Your task is to copy every line of the records below that contains "Emerg".

━━━ RECORD SET ━━━

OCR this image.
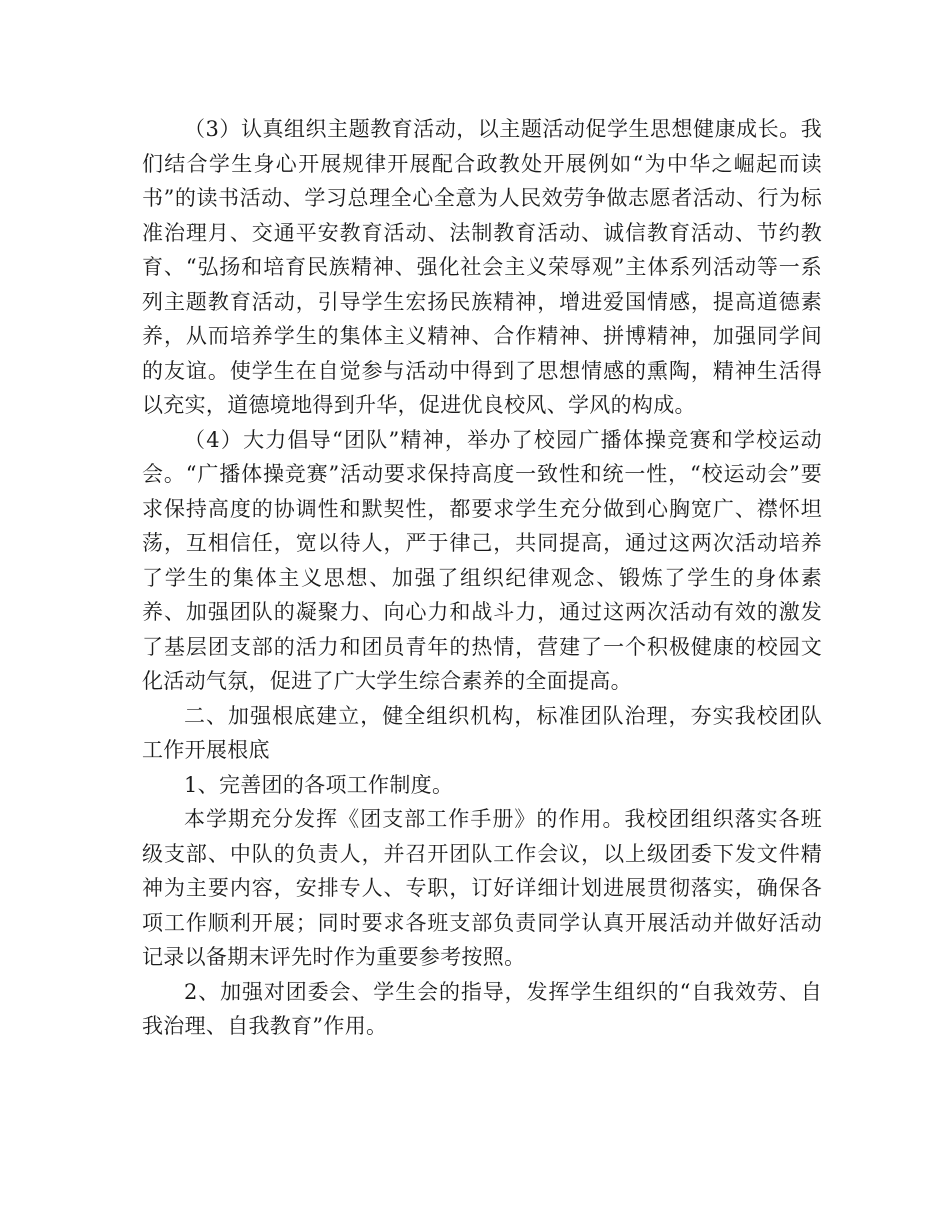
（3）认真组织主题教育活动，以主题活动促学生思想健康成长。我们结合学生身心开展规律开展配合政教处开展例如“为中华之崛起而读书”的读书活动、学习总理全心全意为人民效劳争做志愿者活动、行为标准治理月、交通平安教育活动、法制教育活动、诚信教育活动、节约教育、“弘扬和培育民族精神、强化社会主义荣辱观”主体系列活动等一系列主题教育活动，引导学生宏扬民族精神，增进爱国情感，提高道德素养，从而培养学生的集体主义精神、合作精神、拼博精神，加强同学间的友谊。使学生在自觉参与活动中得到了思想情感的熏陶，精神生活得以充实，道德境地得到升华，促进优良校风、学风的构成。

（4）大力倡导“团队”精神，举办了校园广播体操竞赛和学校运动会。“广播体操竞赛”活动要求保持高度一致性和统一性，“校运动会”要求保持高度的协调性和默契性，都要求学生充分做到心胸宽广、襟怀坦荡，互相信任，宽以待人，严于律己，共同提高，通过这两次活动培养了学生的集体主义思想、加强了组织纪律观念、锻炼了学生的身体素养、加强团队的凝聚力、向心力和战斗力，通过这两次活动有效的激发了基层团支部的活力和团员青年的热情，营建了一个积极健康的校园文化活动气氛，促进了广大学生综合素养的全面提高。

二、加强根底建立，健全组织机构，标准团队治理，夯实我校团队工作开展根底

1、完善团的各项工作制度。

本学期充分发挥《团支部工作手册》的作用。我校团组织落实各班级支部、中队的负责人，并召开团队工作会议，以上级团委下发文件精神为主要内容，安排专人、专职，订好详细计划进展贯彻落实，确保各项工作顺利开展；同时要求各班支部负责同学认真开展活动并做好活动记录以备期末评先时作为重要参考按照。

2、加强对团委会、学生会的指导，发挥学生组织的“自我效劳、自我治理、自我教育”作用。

━━━
━━━ RECORD SET ━━━

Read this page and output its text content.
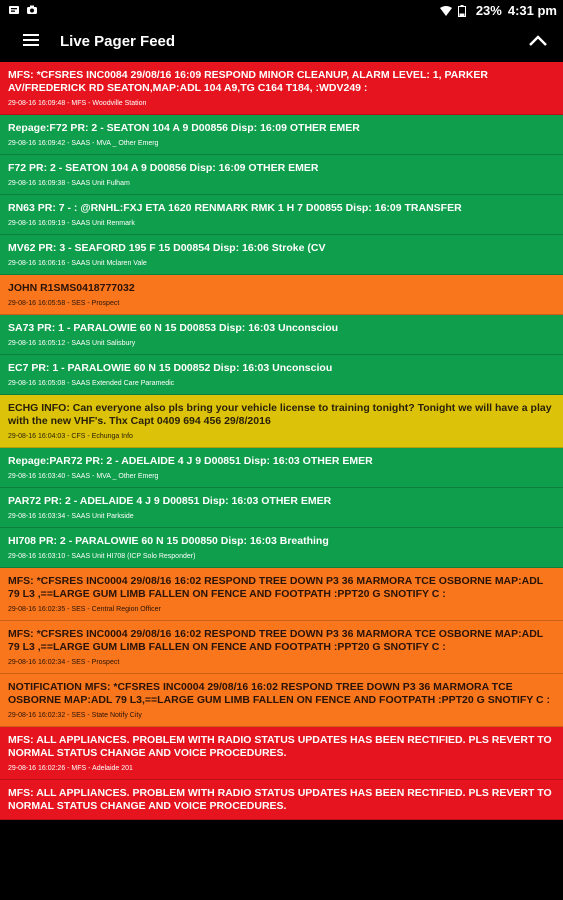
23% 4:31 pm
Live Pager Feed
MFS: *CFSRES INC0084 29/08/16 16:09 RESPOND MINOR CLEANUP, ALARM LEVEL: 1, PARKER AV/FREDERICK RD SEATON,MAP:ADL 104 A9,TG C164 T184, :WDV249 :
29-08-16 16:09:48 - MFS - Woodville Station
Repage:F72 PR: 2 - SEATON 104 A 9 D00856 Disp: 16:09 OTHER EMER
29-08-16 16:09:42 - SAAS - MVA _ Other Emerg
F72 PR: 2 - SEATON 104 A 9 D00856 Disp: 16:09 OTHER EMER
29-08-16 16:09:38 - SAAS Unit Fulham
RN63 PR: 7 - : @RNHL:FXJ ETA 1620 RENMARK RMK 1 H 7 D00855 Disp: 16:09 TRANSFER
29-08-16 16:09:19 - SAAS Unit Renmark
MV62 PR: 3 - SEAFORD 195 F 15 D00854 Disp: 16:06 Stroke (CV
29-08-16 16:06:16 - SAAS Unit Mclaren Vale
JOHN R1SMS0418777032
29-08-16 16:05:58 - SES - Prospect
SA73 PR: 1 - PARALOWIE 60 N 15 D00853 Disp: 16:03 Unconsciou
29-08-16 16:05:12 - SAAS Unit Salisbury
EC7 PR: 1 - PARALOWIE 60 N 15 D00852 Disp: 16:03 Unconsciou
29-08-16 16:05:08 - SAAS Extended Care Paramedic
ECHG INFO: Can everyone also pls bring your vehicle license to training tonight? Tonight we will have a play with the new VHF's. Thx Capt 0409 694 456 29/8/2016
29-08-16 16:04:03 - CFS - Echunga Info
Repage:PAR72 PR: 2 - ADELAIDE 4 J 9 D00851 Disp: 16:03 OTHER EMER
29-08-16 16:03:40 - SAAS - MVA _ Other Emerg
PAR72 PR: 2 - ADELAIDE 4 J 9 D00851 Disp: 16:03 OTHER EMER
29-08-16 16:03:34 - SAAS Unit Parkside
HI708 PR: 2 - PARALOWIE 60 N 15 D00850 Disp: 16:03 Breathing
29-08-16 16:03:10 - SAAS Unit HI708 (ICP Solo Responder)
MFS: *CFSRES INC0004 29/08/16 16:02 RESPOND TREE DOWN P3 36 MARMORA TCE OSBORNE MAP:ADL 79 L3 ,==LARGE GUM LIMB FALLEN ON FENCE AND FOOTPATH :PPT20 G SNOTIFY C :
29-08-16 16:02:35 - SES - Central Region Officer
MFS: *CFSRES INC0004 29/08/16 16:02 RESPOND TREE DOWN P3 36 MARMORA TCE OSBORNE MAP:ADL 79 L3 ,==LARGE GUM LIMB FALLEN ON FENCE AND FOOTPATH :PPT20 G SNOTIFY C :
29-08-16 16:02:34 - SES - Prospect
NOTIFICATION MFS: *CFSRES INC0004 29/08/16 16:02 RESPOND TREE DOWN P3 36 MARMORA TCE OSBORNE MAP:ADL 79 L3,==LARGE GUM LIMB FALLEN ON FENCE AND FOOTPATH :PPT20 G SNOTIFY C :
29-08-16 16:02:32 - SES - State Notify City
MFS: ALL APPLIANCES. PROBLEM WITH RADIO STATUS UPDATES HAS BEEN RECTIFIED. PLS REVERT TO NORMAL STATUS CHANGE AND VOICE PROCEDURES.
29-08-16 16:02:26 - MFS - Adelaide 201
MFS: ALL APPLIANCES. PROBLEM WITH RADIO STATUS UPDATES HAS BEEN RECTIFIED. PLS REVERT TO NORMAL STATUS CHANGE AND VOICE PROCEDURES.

━━━

◆ **TASK OUTPUT**
29-08-16 16:09:42 - SAAS - MVA _ Other Emerg
29-08-16 16:03:40 - SAAS - MVA _ Other Emerg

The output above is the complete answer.